§ **Page excerpt**:
· · · ·
Nonverbal Communication
The way people communicate without words, through means such as facial expressions, tone of voice, and body position.
Implicit Personality Theories
Schemas people use to group various personality traits together, such as assuming a kind person is also generous.
Attribution Theory
A theory that explains the causes of one's own and others' behavior.
Internal Attribution
When a person's behavior is attributed to internal factors, such as personality.
External Attribution
When a person's behavior is attributed to external factors, such as the situation.
Explanatory Style
The habitual way in which a person explains events, assessed across internal/external, stable/unstable, and global/specific dimensions.
Pessimistic Attribution Style
A style characterized by habitual internal, stable, and global attributions.
Kelley's Covariation Theory
A theory describing how people determine the causes of behavior based on consensus, distinctiveness, and consistency.
Discounting Principle
The idea that people assign less weight to a particular cause of behavior if other plausible causes might exist.
Augmentation Principle
The notion that people assign greater weight to a cause of behavior if other causes would normally lead to a different outcome.
· · · ·
§ **Material provided**:
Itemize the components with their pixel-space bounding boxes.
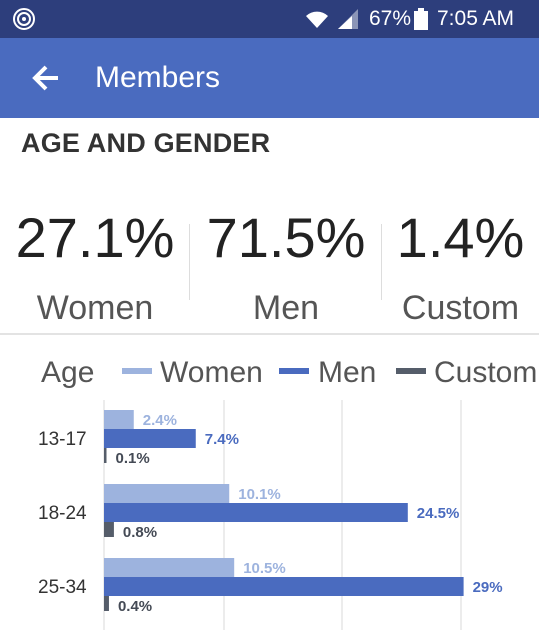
· · · ·
§ **Exercise task 1**: Using the glossary of social psychology terms above, explain in one to three sentences why, under the discounting principle, people give less weight to a particular cause of behavior.
§ **Exercise task 2**:
Decide whether each statement agrees with the glossary of social psychology terms above. Answer yes or no for each, and quote the glossary's deciding words.
(a) A pessimistic attribution style is marked by habitual external attributions.
(b) Kelley's covariation theory judges the causes of behavior by consensus, distinctiveness, and consistency.
(c) Tone of voice is one means of nonverbal communication.
§ **Exercise task 3**: Continue the glossary of social psychology terms above with further entries after its last one.

§ **Written reply 1**: Under the discounting principle, people give less weight to a particular cause of behavior because other plausible causes might exist.

§ **Written reply 2**:
(a) No: "A style characterized by habitual internal, stable, and global attributions."
(b) Yes: "based on consensus, distinctiveness, and consistency."
(c) Yes: "through means such as facial expressions, tone of voice, and body position."

§ **Written reply 3**:
Counterfactual Thinking
Thinking about what might have happened differently, influencing emotional reactions to events.
Self-Serving Attributional Bias
The tendency to attribute success to oneself (internal) and failures to external circumstances.
Fundamental Attribution Error
The tendency to overemphasize personal factors and underestimate situational influences when interpreting others' behavior.
Actor-Observer Bias
The tendency to attribute one's own behavior to situational factors while attributing others' behavior to personal factors.
Just World Hypothesis
The belief that people get what they deserve, leading to attributions that ignore situational variables.
Cognitive Busyness
A state where individuals are unable to process additional information, which affects their attributions.
Perceptual Salience
The degree to which certain cues or factors are noticeable and influence the attribution process.